Problem requirements: State how many lines hold the string "this". Give the number and nothing else.
※ ※ ※
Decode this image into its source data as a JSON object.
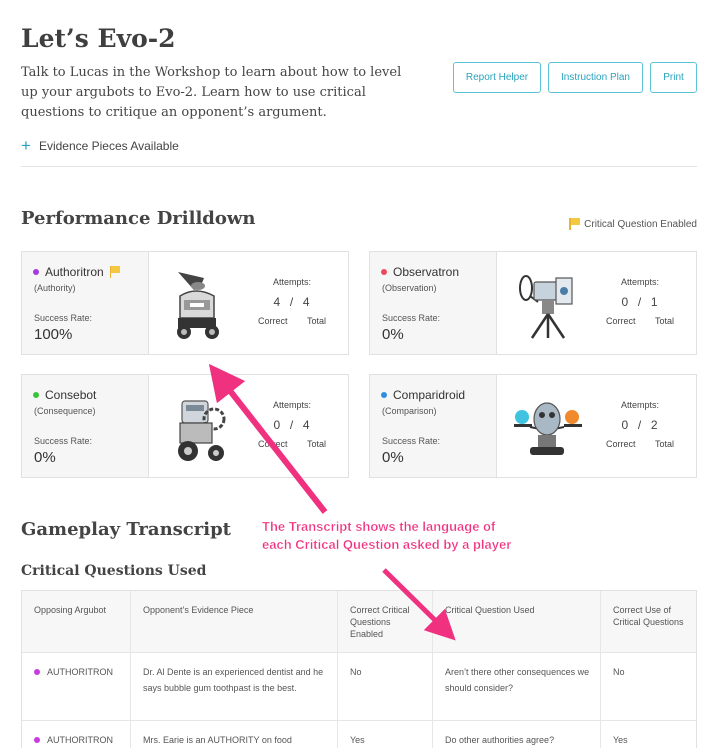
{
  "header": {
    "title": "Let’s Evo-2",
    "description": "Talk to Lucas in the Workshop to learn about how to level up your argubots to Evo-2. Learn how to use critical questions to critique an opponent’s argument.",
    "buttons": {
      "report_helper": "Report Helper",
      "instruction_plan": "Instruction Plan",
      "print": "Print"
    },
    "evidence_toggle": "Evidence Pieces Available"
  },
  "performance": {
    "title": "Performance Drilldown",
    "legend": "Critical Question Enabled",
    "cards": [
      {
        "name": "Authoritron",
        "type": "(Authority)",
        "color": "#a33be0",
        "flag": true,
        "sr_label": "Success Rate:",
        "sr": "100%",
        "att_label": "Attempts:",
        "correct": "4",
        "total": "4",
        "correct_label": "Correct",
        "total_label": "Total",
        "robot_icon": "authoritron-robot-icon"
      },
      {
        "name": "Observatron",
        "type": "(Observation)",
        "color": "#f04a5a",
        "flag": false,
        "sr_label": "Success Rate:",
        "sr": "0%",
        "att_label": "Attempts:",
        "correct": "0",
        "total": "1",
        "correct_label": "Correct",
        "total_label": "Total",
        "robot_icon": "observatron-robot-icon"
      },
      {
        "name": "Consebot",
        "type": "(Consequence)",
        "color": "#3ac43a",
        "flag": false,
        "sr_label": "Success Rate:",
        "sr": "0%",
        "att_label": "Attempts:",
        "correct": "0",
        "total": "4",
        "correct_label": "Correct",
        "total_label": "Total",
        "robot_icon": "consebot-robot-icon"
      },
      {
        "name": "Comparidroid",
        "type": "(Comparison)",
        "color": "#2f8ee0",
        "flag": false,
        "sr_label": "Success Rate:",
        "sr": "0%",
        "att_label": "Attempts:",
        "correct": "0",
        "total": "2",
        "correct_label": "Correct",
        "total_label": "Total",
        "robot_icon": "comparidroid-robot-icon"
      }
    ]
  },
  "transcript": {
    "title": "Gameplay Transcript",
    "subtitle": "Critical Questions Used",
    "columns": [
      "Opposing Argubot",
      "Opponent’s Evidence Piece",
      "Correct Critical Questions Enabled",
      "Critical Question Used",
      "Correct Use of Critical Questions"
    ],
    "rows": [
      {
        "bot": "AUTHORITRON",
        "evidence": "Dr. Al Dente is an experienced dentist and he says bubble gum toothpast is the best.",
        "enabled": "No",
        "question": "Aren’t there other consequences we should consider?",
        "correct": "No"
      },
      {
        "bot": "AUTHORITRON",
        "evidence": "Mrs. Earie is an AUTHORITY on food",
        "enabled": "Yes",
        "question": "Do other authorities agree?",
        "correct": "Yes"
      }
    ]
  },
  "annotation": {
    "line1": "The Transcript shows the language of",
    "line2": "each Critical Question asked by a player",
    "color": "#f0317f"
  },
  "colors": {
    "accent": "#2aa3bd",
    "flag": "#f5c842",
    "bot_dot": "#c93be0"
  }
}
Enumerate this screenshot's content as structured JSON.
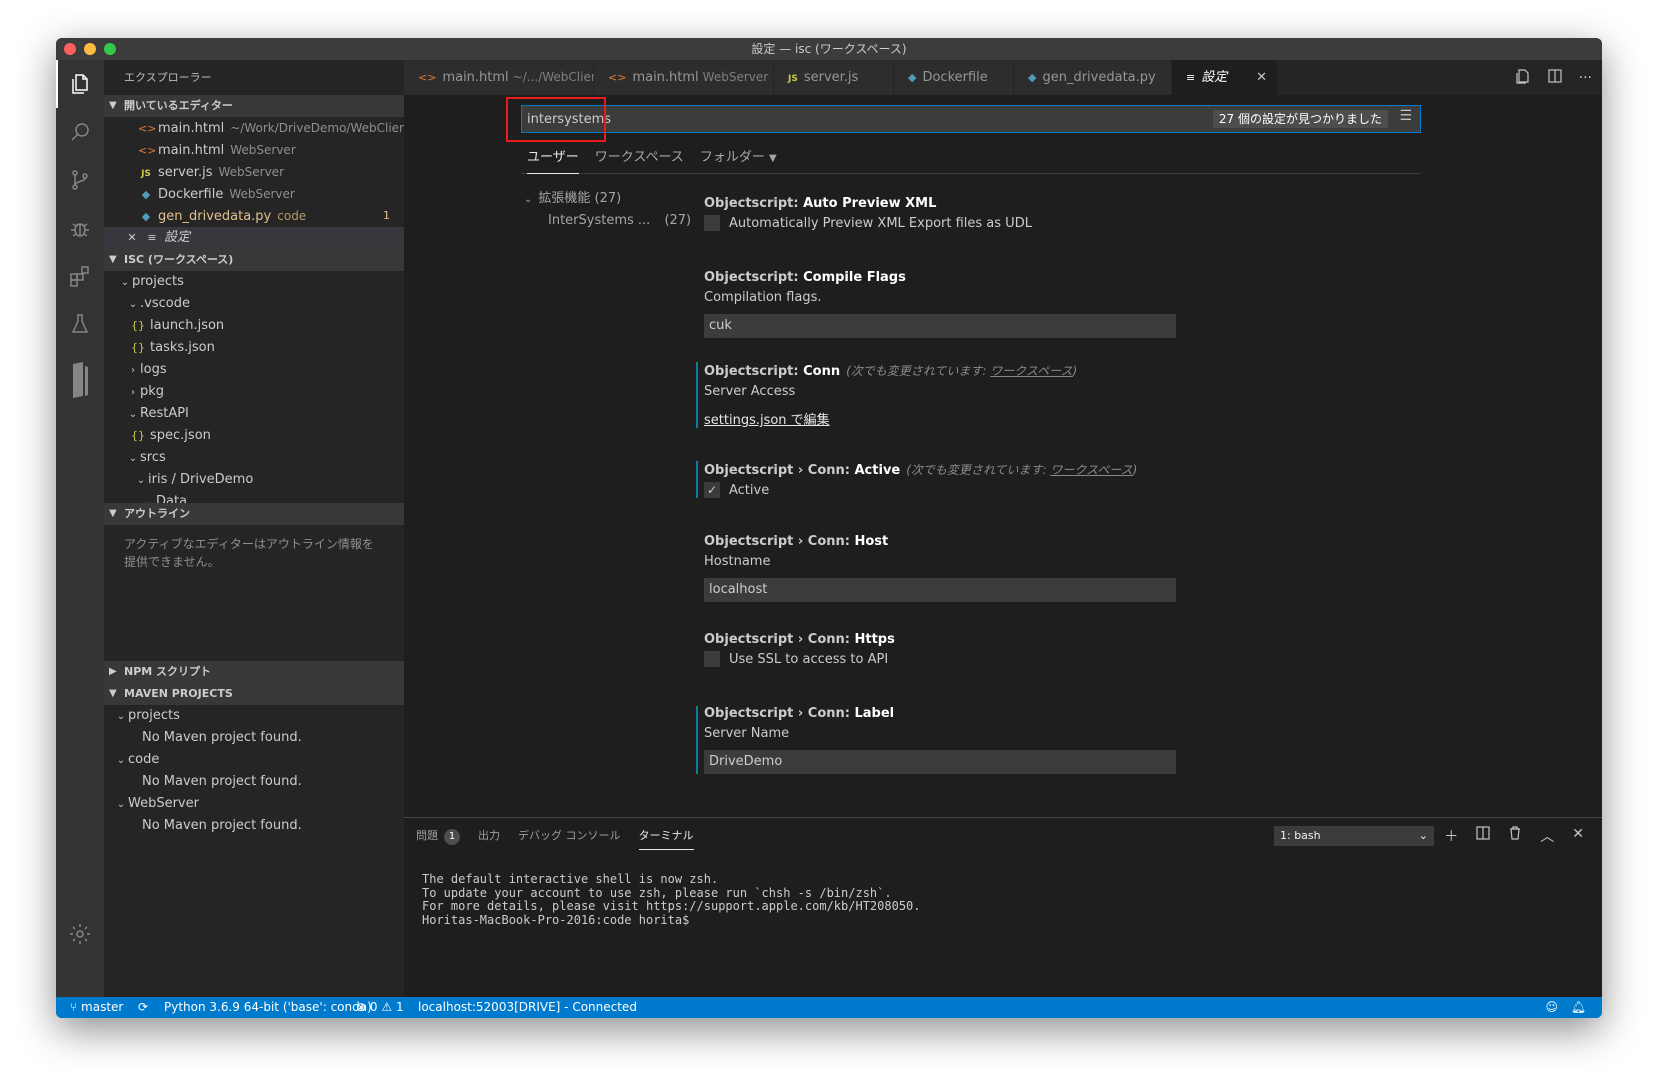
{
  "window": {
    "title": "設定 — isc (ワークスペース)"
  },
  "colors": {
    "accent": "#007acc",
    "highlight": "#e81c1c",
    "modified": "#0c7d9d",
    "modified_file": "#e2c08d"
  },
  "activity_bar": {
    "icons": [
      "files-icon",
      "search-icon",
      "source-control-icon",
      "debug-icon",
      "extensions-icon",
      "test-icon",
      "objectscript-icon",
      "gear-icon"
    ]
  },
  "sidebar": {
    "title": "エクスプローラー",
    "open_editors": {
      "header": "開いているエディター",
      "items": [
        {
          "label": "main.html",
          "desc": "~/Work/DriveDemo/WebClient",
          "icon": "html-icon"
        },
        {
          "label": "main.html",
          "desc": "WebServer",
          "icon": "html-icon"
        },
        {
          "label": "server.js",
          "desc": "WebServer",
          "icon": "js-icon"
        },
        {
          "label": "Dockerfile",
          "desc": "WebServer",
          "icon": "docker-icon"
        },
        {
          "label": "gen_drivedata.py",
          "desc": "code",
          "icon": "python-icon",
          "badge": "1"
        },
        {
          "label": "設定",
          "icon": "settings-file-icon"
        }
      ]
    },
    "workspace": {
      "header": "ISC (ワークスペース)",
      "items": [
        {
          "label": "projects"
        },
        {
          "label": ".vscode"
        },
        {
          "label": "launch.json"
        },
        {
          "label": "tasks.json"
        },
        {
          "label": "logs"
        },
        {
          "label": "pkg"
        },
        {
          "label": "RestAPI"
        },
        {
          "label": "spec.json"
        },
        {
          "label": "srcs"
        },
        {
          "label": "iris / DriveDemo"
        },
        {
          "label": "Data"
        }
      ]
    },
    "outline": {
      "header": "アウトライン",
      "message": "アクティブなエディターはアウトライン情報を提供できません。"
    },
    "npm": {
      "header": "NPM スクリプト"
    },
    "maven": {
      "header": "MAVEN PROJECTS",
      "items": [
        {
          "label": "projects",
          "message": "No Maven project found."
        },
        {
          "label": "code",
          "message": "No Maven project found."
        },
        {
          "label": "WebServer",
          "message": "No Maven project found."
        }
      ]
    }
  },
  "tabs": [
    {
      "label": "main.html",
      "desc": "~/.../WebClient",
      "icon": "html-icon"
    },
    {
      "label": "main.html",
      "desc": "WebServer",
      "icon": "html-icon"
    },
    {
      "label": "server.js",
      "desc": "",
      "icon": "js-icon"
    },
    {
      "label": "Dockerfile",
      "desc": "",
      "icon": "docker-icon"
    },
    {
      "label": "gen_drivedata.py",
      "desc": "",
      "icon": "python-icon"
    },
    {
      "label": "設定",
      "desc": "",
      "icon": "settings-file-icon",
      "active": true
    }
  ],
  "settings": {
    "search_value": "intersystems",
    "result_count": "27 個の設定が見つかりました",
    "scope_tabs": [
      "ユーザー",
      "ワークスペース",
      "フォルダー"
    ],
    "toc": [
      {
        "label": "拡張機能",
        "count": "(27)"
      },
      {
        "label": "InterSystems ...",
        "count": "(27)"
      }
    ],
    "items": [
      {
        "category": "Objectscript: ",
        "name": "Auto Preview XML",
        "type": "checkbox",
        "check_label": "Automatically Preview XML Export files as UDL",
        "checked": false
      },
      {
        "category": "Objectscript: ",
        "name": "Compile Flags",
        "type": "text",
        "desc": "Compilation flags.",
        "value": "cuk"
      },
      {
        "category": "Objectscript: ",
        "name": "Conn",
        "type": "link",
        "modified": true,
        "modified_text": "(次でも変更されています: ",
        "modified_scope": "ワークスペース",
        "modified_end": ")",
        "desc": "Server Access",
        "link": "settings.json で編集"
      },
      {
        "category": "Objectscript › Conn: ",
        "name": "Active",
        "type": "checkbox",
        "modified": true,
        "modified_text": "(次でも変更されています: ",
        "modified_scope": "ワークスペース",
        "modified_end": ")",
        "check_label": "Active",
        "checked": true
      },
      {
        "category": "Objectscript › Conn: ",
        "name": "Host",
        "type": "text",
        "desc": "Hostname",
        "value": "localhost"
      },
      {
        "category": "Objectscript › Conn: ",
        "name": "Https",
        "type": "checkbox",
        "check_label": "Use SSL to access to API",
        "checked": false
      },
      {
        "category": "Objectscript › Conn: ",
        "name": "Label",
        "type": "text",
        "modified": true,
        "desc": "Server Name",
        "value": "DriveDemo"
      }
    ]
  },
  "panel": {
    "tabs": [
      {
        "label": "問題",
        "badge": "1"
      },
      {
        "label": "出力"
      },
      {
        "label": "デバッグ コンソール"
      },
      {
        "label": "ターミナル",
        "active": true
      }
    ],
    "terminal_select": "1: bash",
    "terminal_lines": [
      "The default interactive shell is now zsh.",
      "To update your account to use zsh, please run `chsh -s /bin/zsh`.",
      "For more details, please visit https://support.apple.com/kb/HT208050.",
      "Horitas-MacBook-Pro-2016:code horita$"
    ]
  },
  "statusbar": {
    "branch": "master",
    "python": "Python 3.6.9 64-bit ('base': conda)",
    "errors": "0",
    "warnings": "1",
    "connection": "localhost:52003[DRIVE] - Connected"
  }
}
※ ※ ※
Complete answer: 2